Jaén is one of the thirteen provinces in the Cajamarca Region of Peru. Geographically, the province has a mountainous terrain crisscrossed by the rivers of the Huancabamba-Chamaya Basin, which drain towards the Marañón River. Its weather is characterized by high temperatures all year long and heavy rains from October through March. Agriculture and husbandry absorb over half of the province workforce; rice and coffee are main crops.

==Geographical Location==
The province of Jaén extends westward to the Peruvian Western Cordillera. The Marañón River flows along the eastern border of the province.

The province of Jaén borders the Amazonas Region to the east, the Cutervo Region to the south, the Lambayeque and Piura Regions to the west, and the San Ignacio Region and Ecuador to the north.

#### [TASK INPUTS]
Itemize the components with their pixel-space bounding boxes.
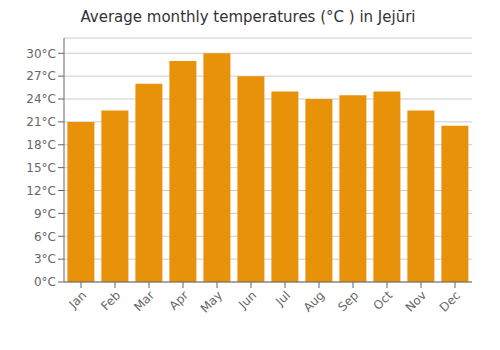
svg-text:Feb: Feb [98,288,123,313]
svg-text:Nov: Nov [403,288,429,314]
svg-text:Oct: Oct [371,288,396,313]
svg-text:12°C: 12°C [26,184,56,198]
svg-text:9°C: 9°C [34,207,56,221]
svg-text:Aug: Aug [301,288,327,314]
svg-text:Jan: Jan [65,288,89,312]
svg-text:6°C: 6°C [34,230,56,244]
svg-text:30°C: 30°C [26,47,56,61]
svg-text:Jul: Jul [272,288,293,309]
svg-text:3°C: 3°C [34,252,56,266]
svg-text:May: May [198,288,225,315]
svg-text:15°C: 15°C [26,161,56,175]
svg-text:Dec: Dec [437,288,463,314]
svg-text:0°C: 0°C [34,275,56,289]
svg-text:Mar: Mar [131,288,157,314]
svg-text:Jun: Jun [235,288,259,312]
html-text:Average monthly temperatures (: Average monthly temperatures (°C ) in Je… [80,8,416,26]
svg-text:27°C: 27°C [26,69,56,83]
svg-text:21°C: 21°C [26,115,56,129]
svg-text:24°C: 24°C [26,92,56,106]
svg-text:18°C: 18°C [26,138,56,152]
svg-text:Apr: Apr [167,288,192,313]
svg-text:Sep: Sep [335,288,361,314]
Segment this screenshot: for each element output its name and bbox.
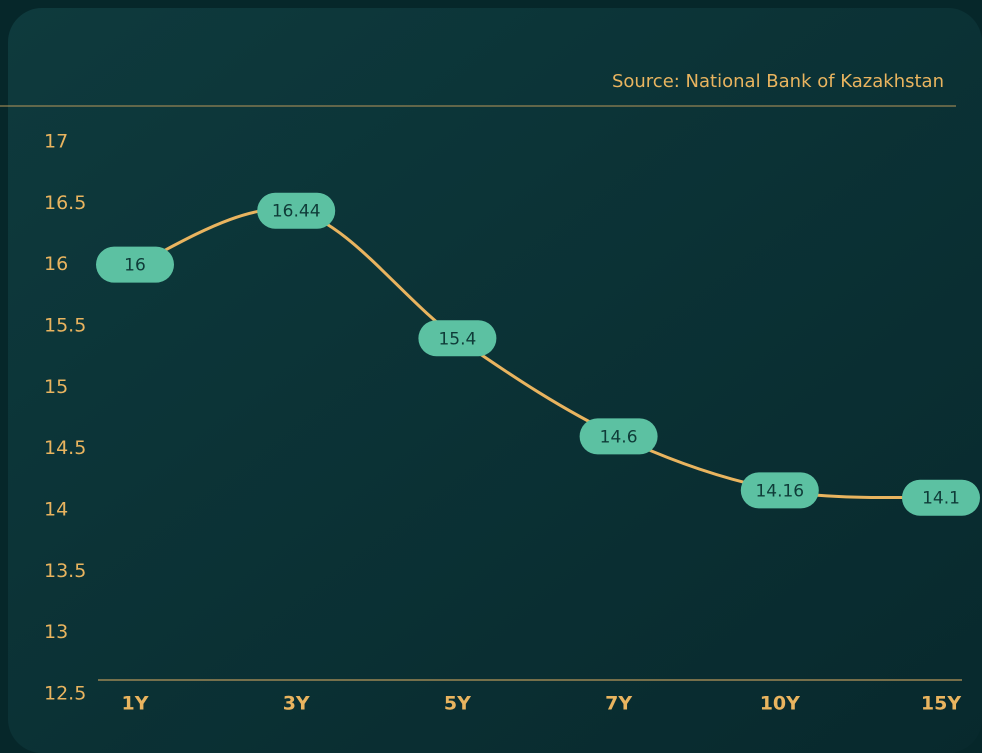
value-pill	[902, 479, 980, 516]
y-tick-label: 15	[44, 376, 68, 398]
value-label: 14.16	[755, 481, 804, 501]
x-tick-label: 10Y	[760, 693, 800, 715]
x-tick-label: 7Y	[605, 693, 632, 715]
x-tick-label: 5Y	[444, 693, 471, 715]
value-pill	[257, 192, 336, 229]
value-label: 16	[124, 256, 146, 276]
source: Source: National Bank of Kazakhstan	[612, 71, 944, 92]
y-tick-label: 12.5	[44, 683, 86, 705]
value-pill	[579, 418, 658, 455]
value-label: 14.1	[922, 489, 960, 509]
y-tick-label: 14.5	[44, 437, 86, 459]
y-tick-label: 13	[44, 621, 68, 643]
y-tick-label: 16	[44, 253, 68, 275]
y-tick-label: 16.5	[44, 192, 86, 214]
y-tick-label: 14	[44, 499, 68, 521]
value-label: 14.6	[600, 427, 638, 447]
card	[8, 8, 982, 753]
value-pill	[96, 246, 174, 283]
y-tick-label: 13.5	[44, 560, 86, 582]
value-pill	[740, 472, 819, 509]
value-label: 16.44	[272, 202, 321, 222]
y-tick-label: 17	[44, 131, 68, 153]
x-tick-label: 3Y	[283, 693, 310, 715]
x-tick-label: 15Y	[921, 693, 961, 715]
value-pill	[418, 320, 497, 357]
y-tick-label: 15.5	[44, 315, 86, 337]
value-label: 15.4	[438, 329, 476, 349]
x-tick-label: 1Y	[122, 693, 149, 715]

#### [SHORT TASK 1]
Reproduce the text on Jaén province from "Jaén is one" up to and including "to the north.", substituting "Amazon River" for "Marañón River".
#### [SHORT TASK 2]
Echo the listing verbatim from the line with "479, 980, 516]" up to and including the line with "472, 819, 509]".
The listing is unrelated to the text on Jaén province.

#### [RESPONSE 1]
Jaén is one of the thirteen provinces in the Cajamarca Region of Peru. Geographically, the province has a mountainous terrain crisscrossed by the rivers of the Huancabamba-Chamaya Basin, which drain towards the Amazon River. Its weather is characterized by high temperatures all year long and heavy rains from October through March. Agriculture and husbandry absorb over half of the province workforce; rice and coffee are main crops.

==Geographical Location==
The province of Jaén extends westward to the Peruvian Western Cordillera. The Amazon River flows along the eastern border of the province.

The province of Jaén borders the Amazonas Region to the east, the Cutervo Region to the south, the Lambayeque and Piura Regions to the west, and the San Ignacio Region and Ecuador to the north.

#### [RESPONSE 2]
value-pill	[902, 479, 980, 516]
y-tick-label: 15	[44, 376, 68, 398]
value-label: 14.16	[755, 481, 804, 501]
x-tick-label: 10Y	[760, 693, 800, 715]
x-tick-label: 7Y	[605, 693, 632, 715]
x-tick-label: 5Y	[444, 693, 471, 715]
value-pill	[257, 192, 336, 229]
value-label: 16	[124, 256, 146, 276]
source: Source: National Bank of Kazakhstan	[612, 71, 944, 92]
y-tick-label: 12.5	[44, 683, 86, 705]
value-pill	[579, 418, 658, 455]
value-label: 14.1	[922, 489, 960, 509]
y-tick-label: 14.5	[44, 437, 86, 459]
y-tick-label: 13	[44, 621, 68, 643]
y-tick-label: 16	[44, 253, 68, 275]
y-tick-label: 16.5	[44, 192, 86, 214]
y-tick-label: 14	[44, 499, 68, 521]
value-label: 14.6	[600, 427, 638, 447]
card	[8, 8, 982, 753]
value-pill	[96, 246, 174, 283]
y-tick-label: 13.5	[44, 560, 86, 582]
value-pill	[740, 472, 819, 509]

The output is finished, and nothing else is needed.